++++ Listed entries

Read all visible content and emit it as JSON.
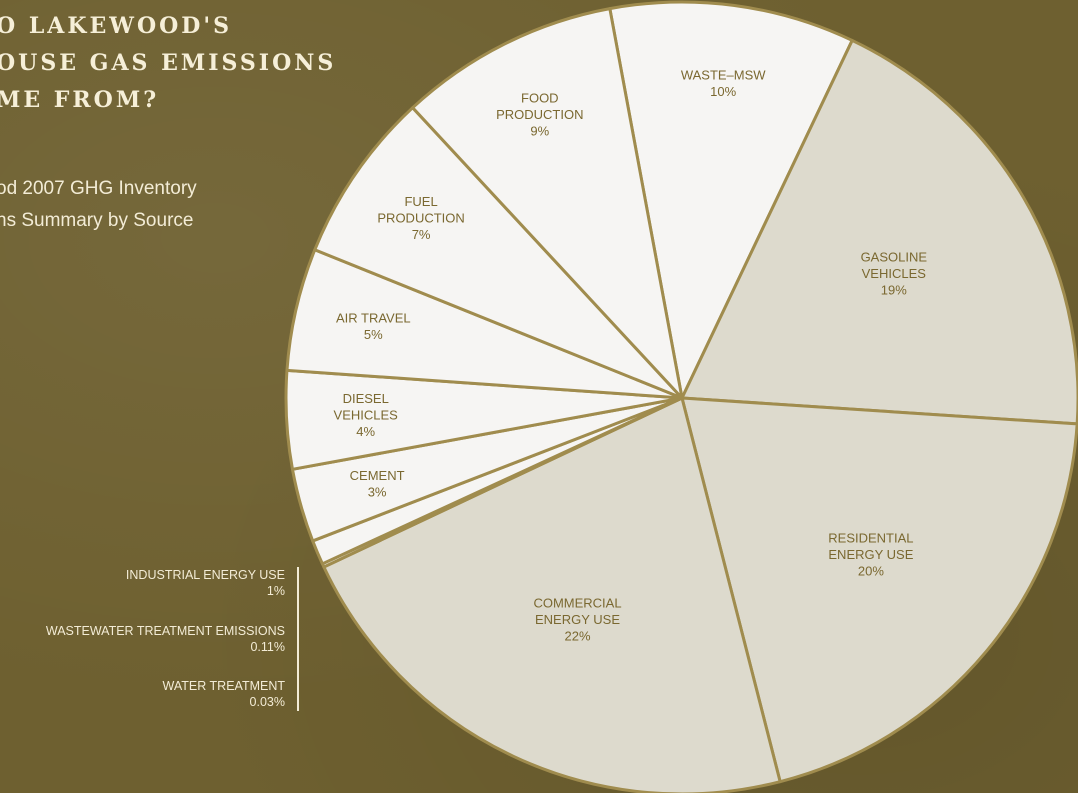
{
  "title": "O LAKEWOOD'S\nOUSE GAS EMISSIONS\nME FROM?",
  "subtitle": "od 2007 GHG Inventory\nns Summary by Source",
  "colors": {
    "background": "#6e6030",
    "light_slice": "#f6f5f3",
    "dark_slice": "#dddacd",
    "slice_border": "#a08c4e",
    "label_text": "#7a6830"
  },
  "chart_data": {
    "type": "pie",
    "title": "",
    "slices": [
      {
        "label": [
          "WASTE–MSW",
          "10%"
        ],
        "value": 10,
        "shade": "light"
      },
      {
        "label": [
          "GASOLINE",
          "VEHICLES",
          "19%"
        ],
        "value": 19,
        "shade": "dark"
      },
      {
        "label": [
          "RESIDENTIAL",
          "ENERGY USE",
          "20%"
        ],
        "value": 20,
        "shade": "dark"
      },
      {
        "label": [
          "COMMERCIAL",
          "ENERGY USE",
          "22%"
        ],
        "value": 22,
        "shade": "dark"
      },
      {
        "label": [],
        "value": 0.14,
        "shade": "light"
      },
      {
        "label": [],
        "value": 1,
        "shade": "light"
      },
      {
        "label": [
          "CEMENT",
          "3%"
        ],
        "value": 3,
        "shade": "light"
      },
      {
        "label": [
          "DIESEL",
          "VEHICLES",
          "4%"
        ],
        "value": 4,
        "shade": "light"
      },
      {
        "label": [
          "AIR TRAVEL",
          "5%"
        ],
        "value": 5,
        "shade": "light"
      },
      {
        "label": [
          "FUEL",
          "PRODUCTION",
          "7%"
        ],
        "value": 7,
        "shade": "light"
      },
      {
        "label": [
          "FOOD",
          "PRODUCTION",
          "9%"
        ],
        "value": 9,
        "shade": "light"
      }
    ]
  },
  "callouts": [
    {
      "name": "INDUSTRIAL ENERGY USE",
      "pct": "1%"
    },
    {
      "name": "WASTEWATER TREATMENT EMISSIONS",
      "pct": "0.11%"
    },
    {
      "name": "WATER TREATMENT",
      "pct": "0.03%"
    }
  ]
}
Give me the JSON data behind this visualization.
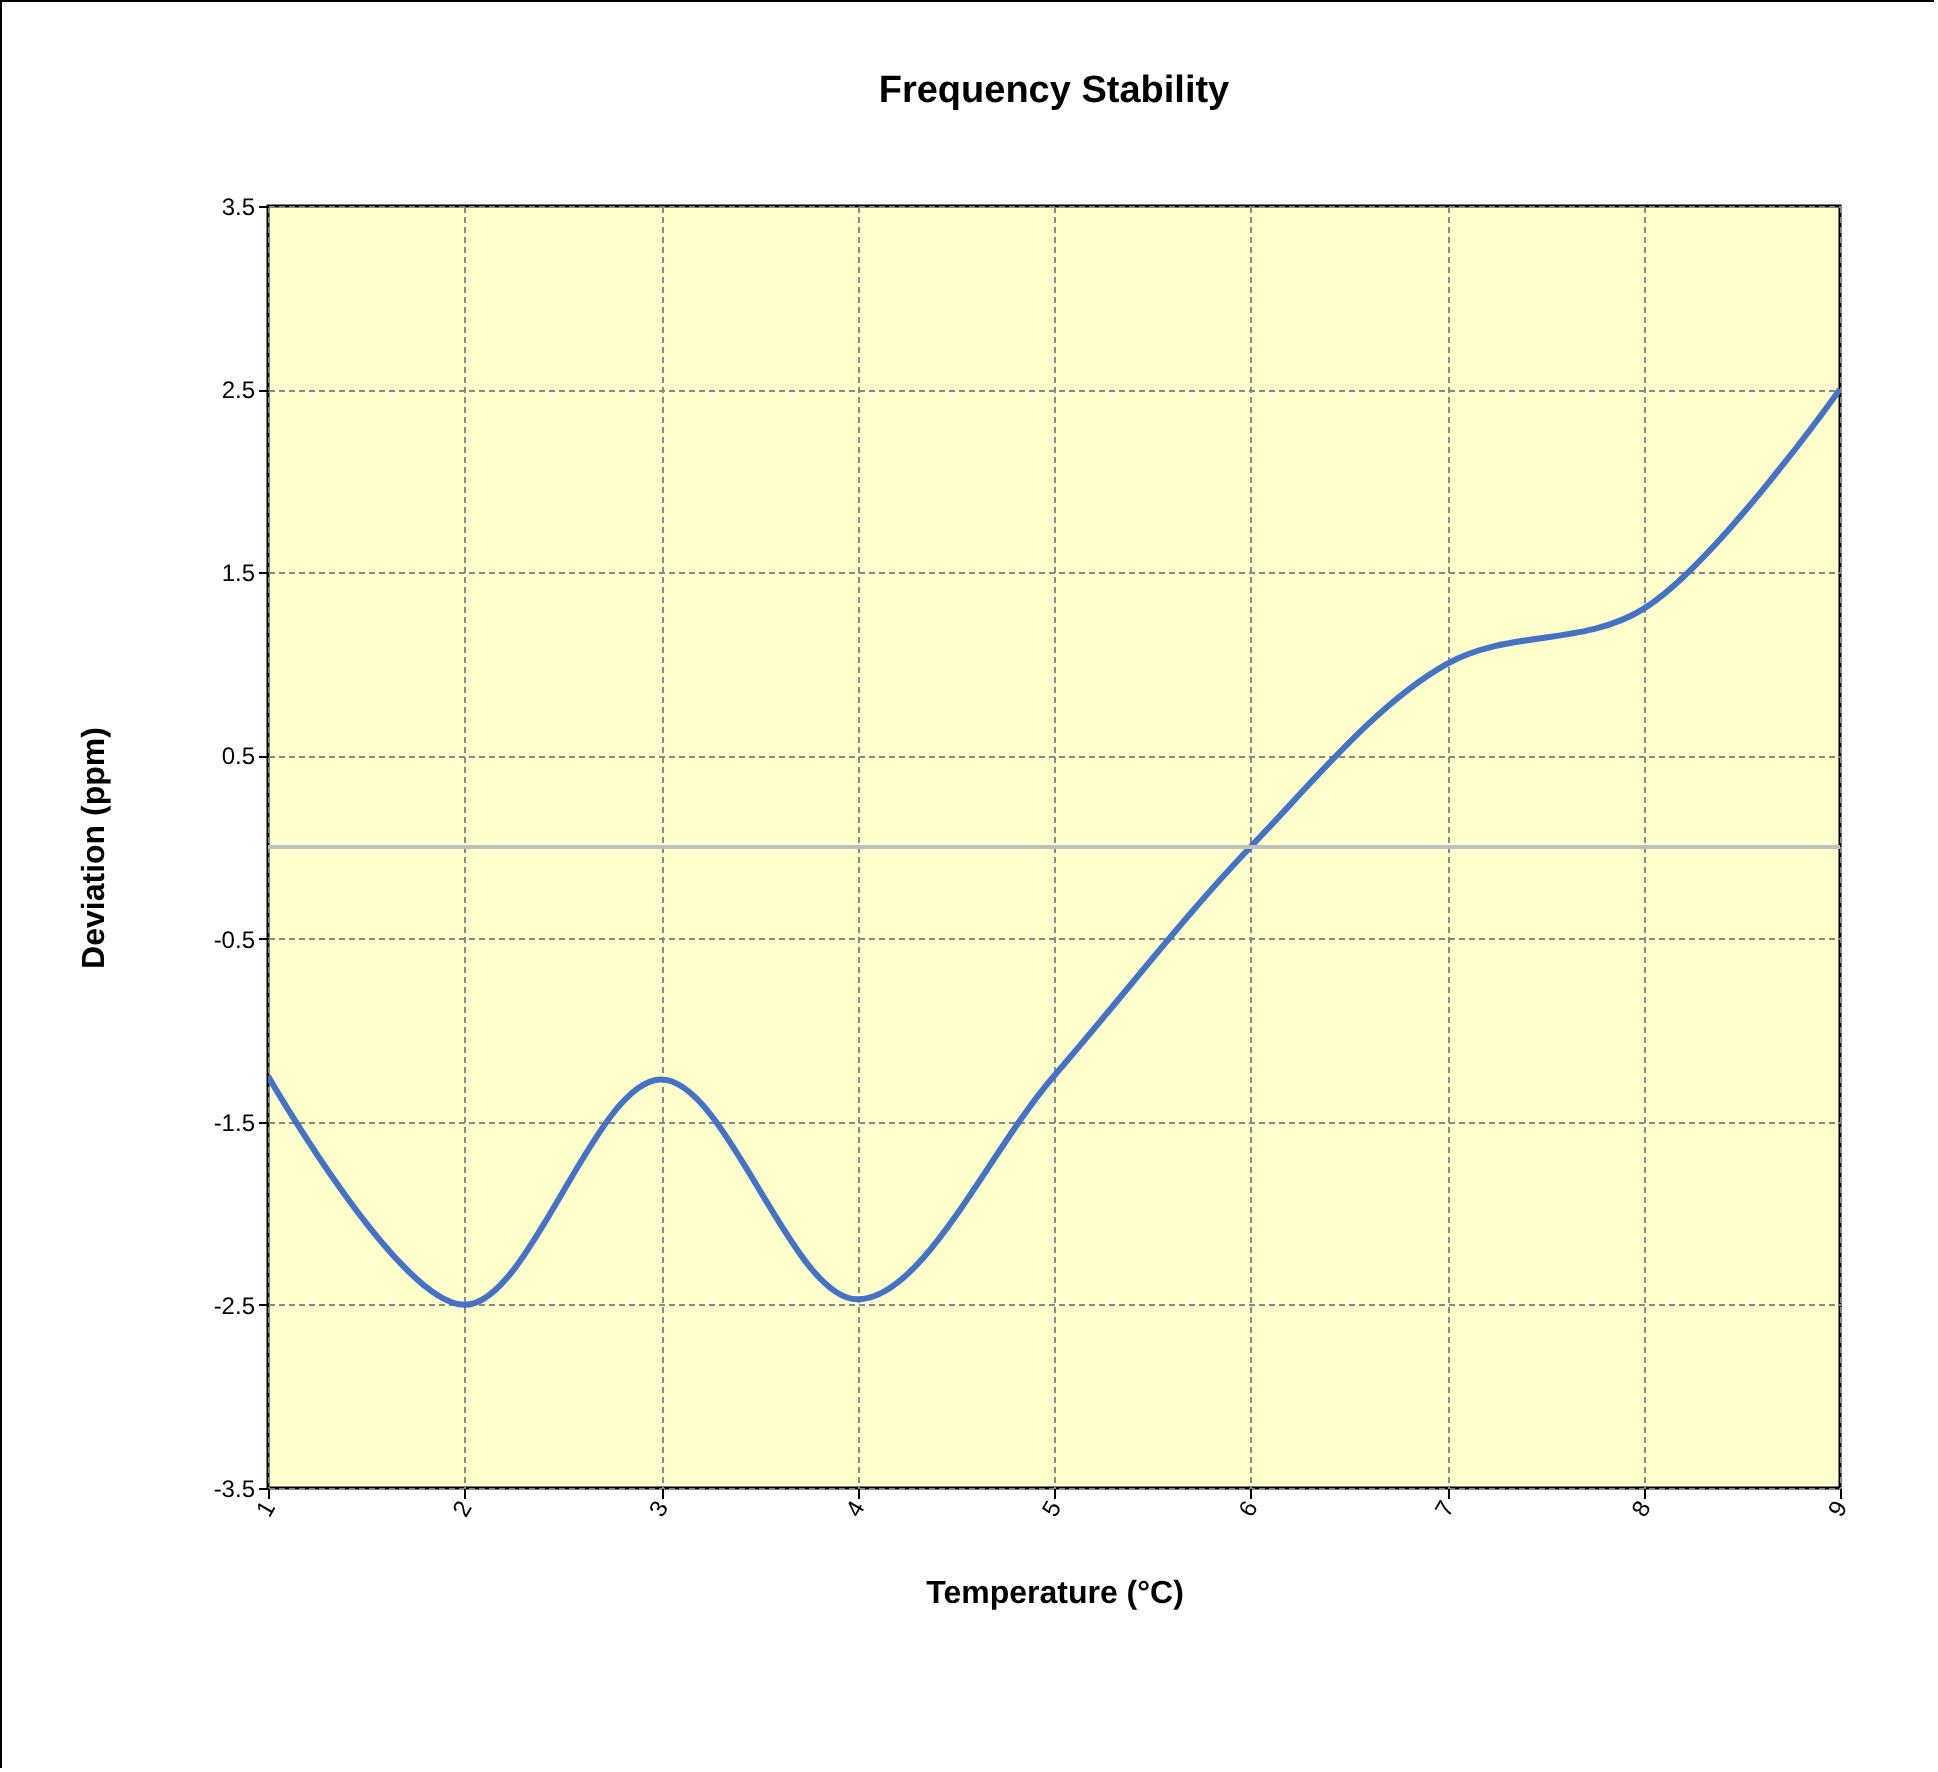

++++++++

Work out how many lines above have the string "value" in them, and give only the number.

Solution for this problem
11